• [Materials provided]
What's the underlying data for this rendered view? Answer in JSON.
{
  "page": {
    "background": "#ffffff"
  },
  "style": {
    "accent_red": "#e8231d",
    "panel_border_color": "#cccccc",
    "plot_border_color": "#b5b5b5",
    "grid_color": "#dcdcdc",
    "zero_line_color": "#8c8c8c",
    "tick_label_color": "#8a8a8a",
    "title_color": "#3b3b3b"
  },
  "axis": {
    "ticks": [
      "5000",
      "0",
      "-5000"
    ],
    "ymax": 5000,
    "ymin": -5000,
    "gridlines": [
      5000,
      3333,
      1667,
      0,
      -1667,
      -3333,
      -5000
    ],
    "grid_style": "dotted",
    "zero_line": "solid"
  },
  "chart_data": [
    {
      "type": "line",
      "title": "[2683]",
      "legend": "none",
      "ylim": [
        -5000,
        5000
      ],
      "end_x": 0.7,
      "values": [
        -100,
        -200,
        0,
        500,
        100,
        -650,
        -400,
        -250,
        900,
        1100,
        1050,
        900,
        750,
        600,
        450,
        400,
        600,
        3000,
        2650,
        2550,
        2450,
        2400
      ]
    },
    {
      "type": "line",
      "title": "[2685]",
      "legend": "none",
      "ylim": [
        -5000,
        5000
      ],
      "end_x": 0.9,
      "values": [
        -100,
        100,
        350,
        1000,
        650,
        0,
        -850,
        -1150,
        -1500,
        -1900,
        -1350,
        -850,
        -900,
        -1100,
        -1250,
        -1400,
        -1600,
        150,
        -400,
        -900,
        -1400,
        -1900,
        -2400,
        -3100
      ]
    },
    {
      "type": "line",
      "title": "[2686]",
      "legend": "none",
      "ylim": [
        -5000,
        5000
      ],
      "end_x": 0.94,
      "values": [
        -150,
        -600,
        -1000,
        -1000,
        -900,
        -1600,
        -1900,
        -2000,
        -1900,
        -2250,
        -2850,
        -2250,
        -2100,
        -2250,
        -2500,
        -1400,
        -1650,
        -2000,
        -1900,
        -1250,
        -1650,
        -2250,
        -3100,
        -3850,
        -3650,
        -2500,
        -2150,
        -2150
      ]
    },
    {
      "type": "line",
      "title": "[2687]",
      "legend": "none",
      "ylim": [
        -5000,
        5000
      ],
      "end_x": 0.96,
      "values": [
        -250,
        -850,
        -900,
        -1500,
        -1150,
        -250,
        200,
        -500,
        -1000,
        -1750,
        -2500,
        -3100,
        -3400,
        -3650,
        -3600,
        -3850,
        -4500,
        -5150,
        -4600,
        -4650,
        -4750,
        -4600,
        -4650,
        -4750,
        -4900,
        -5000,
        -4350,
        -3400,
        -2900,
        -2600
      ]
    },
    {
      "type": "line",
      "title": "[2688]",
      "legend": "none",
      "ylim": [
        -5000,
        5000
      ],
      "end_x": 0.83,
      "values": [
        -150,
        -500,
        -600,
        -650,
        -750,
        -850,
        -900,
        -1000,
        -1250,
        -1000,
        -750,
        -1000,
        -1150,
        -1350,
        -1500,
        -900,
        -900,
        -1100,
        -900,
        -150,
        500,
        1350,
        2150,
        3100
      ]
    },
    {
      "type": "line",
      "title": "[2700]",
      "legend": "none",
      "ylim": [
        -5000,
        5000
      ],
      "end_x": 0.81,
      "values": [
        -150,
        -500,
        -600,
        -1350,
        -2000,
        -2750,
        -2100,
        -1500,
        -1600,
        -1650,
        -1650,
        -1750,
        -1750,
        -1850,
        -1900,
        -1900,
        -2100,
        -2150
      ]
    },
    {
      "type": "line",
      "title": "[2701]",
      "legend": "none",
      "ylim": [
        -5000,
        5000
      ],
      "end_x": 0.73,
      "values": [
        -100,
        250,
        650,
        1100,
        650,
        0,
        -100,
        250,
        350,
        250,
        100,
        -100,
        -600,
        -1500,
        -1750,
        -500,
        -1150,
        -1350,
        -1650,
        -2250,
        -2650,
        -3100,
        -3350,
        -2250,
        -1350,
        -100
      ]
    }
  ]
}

• [Directions] Restate each entry exactly, skipping none.

• [Answer below]
What's the underlying data for this rendered view? Answer in JSON.
{
  "page": {
    "background": "#ffffff"
  },
  "style": {
    "accent_red": "#e8231d",
    "panel_border_color": "#cccccc",
    "plot_border_color": "#b5b5b5",
    "grid_color": "#dcdcdc",
    "zero_line_color": "#8c8c8c",
    "tick_label_color": "#8a8a8a",
    "title_color": "#3b3b3b"
  },
  "axis": {
    "ticks": [
      "5000",
      "0",
      "-5000"
    ],
    "ymax": 5000,
    "ymin": -5000,
    "gridlines": [
      5000,
      3333,
      1667,
      0,
      -1667,
      -3333,
      -5000
    ],
    "grid_style": "dotted",
    "zero_line": "solid"
  },
  "chart_data": [
    {
      "type": "line",
      "title": "[2683]",
      "legend": "none",
      "ylim": [
        -5000,
        5000
      ],
      "end_x": 0.7,
      "values": [
        -100,
        -200,
        0,
        500,
        100,
        -650,
        -400,
        -250,
        900,
        1100,
        1050,
        900,
        750,
        600,
        450,
        400,
        600,
        3000,
        2650,
        2550,
        2450,
        2400
      ]
    },
    {
      "type": "line",
      "title": "[2685]",
      "legend": "none",
      "ylim": [
        -5000,
        5000
      ],
      "end_x": 0.9,
      "values": [
        -100,
        100,
        350,
        1000,
        650,
        0,
        -850,
        -1150,
        -1500,
        -1900,
        -1350,
        -850,
        -900,
        -1100,
        -1250,
        -1400,
        -1600,
        150,
        -400,
        -900,
        -1400,
        -1900,
        -2400,
        -3100
      ]
    },
    {
      "type": "line",
      "title": "[2686]",
      "legend": "none",
      "ylim": [
        -5000,
        5000
      ],
      "end_x": 0.94,
      "values": [
        -150,
        -600,
        -1000,
        -1000,
        -900,
        -1600,
        -1900,
        -2000,
        -1900,
        -2250,
        -2850,
        -2250,
        -2100,
        -2250,
        -2500,
        -1400,
        -1650,
        -2000,
        -1900,
        -1250,
        -1650,
        -2250,
        -3100,
        -3850,
        -3650,
        -2500,
        -2150,
        -2150
      ]
    },
    {
      "type": "line",
      "title": "[2687]",
      "legend": "none",
      "ylim": [
        -5000,
        5000
      ],
      "end_x": 0.96,
      "values": [
        -250,
        -850,
        -900,
        -1500,
        -1150,
        -250,
        200,
        -500,
        -1000,
        -1750,
        -2500,
        -3100,
        -3400,
        -3650,
        -3600,
        -3850,
        -4500,
        -5150,
        -4600,
        -4650,
        -4750,
        -4600,
        -4650,
        -4750,
        -4900,
        -5000,
        -4350,
        -3400,
        -2900,
        -2600
      ]
    },
    {
      "type": "line",
      "title": "[2688]",
      "legend": "none",
      "ylim": [
        -5000,
        5000
      ],
      "end_x": 0.83,
      "values": [
        -150,
        -500,
        -600,
        -650,
        -750,
        -850,
        -900,
        -1000,
        -1250,
        -1000,
        -750,
        -1000,
        -1150,
        -1350,
        -1500,
        -900,
        -900,
        -1100,
        -900,
        -150,
        500,
        1350,
        2150,
        3100
      ]
    },
    {
      "type": "line",
      "title": "[2700]",
      "legend": "none",
      "ylim": [
        -5000,
        5000
      ],
      "end_x": 0.81,
      "values": [
        -150,
        -500,
        -600,
        -1350,
        -2000,
        -2750,
        -2100,
        -1500,
        -1600,
        -1650,
        -1650,
        -1750,
        -1750,
        -1850,
        -1900,
        -1900,
        -2100,
        -2150
      ]
    },
    {
      "type": "line",
      "title": "[2701]",
      "legend": "none",
      "ylim": [
        -5000,
        5000
      ],
      "end_x": 0.73,
      "values": [
        -100,
        250,
        650,
        1100,
        650,
        0,
        -100,
        250,
        350,
        250,
        100,
        -100,
        -600,
        -1500,
        -1750,
        -500,
        -1150,
        -1350,
        -1650,
        -2250,
        -2650,
        -3100,
        -3350,
        -2250,
        -1350,
        -100
      ]
    }
  ]
}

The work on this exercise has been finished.